_WRITTEN TASK_
Transcribe every line of the records verbatim.

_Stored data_
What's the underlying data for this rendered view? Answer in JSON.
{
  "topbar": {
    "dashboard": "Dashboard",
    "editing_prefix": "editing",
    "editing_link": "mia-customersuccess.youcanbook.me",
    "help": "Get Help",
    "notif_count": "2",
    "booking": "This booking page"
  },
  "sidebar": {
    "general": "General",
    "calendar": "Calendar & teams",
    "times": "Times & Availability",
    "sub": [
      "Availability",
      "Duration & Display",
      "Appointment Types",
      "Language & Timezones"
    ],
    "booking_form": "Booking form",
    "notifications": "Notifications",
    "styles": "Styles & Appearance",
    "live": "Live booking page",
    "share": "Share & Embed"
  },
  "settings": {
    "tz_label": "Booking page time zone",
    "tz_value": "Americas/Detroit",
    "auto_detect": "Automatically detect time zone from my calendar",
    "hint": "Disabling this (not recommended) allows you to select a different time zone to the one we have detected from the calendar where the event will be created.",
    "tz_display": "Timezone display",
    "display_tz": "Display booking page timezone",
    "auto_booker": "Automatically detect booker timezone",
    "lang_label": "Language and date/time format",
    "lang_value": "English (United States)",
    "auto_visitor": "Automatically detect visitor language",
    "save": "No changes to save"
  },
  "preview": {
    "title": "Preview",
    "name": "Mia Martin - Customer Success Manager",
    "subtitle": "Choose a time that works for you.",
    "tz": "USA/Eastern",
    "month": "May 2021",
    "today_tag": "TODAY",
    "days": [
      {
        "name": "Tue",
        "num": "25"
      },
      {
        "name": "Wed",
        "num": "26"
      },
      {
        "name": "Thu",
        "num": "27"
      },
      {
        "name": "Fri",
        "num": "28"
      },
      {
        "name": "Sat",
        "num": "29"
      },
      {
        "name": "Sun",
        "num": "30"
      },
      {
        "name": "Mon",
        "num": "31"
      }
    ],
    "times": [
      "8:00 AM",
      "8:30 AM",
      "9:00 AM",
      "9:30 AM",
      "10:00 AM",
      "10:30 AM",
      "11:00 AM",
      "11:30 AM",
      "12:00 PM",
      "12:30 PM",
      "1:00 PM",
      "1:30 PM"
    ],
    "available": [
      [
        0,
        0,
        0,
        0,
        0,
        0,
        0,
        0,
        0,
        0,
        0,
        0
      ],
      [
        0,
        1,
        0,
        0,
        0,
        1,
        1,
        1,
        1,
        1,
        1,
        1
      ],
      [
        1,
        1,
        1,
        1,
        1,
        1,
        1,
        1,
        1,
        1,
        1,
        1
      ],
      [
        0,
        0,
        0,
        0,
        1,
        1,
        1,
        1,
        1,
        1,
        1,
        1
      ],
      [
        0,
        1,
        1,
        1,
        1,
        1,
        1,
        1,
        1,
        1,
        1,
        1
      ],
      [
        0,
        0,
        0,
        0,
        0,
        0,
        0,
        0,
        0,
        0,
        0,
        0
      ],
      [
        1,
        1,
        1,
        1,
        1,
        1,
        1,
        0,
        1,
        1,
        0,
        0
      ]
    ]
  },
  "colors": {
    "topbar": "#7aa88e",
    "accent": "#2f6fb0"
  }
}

_RESULT BELOW_
What's the underlying data for this rendered view? Answer in JSON.
{
  "topbar": {
    "dashboard": "Dashboard",
    "editing_prefix": "editing",
    "editing_link": "mia-customersuccess.youcanbook.me",
    "help": "Get Help",
    "notif_count": "2",
    "booking": "This booking page"
  },
  "sidebar": {
    "general": "General",
    "calendar": "Calendar & teams",
    "times": "Times & Availability",
    "sub": [
      "Availability",
      "Duration & Display",
      "Appointment Types",
      "Language & Timezones"
    ],
    "booking_form": "Booking form",
    "notifications": "Notifications",
    "styles": "Styles & Appearance",
    "live": "Live booking page",
    "share": "Share & Embed"
  },
  "settings": {
    "tz_label": "Booking page time zone",
    "tz_value": "Americas/Detroit",
    "auto_detect": "Automatically detect time zone from my calendar",
    "hint": "Disabling this (not recommended) allows you to select a different time zone to the one we have detected from the calendar where the event will be created.",
    "tz_display": "Timezone display",
    "display_tz": "Display booking page timezone",
    "auto_booker": "Automatically detect booker timezone",
    "lang_label": "Language and date/time format",
    "lang_value": "English (United States)",
    "auto_visitor": "Automatically detect visitor language",
    "save": "No changes to save"
  },
  "preview": {
    "title": "Preview",
    "name": "Mia Martin - Customer Success Manager",
    "subtitle": "Choose a time that works for you.",
    "tz": "USA/Eastern",
    "month": "May 2021",
    "today_tag": "TODAY",
    "days": [
      {
        "name": "Tue",
        "num": "25"
      },
      {
        "name": "Wed",
        "num": "26"
      },
      {
        "name": "Thu",
        "num": "27"
      },
      {
        "name": "Fri",
        "num": "28"
      },
      {
        "name": "Sat",
        "num": "29"
      },
      {
        "name": "Sun",
        "num": "30"
      },
      {
        "name": "Mon",
        "num": "31"
      }
    ],
    "times": [
      "8:00 AM",
      "8:30 AM",
      "9:00 AM",
      "9:30 AM",
      "10:00 AM",
      "10:30 AM",
      "11:00 AM",
      "11:30 AM",
      "12:00 PM",
      "12:30 PM",
      "1:00 PM",
      "1:30 PM"
    ],
    "available": [
      [
        0,
        0,
        0,
        0,
        0,
        0,
        0,
        0,
        0,
        0,
        0,
        0
      ],
      [
        0,
        1,
        0,
        0,
        0,
        1,
        1,
        1,
        1,
        1,
        1,
        1
      ],
      [
        1,
        1,
        1,
        1,
        1,
        1,
        1,
        1,
        1,
        1,
        1,
        1
      ],
      [
        0,
        0,
        0,
        0,
        1,
        1,
        1,
        1,
        1,
        1,
        1,
        1
      ],
      [
        0,
        1,
        1,
        1,
        1,
        1,
        1,
        1,
        1,
        1,
        1,
        1
      ],
      [
        0,
        0,
        0,
        0,
        0,
        0,
        0,
        0,
        0,
        0,
        0,
        0
      ],
      [
        1,
        1,
        1,
        1,
        1,
        1,
        1,
        0,
        1,
        1,
        0,
        0
      ]
    ]
  },
  "colors": {
    "topbar": "#7aa88e",
    "accent": "#2f6fb0"
  }
}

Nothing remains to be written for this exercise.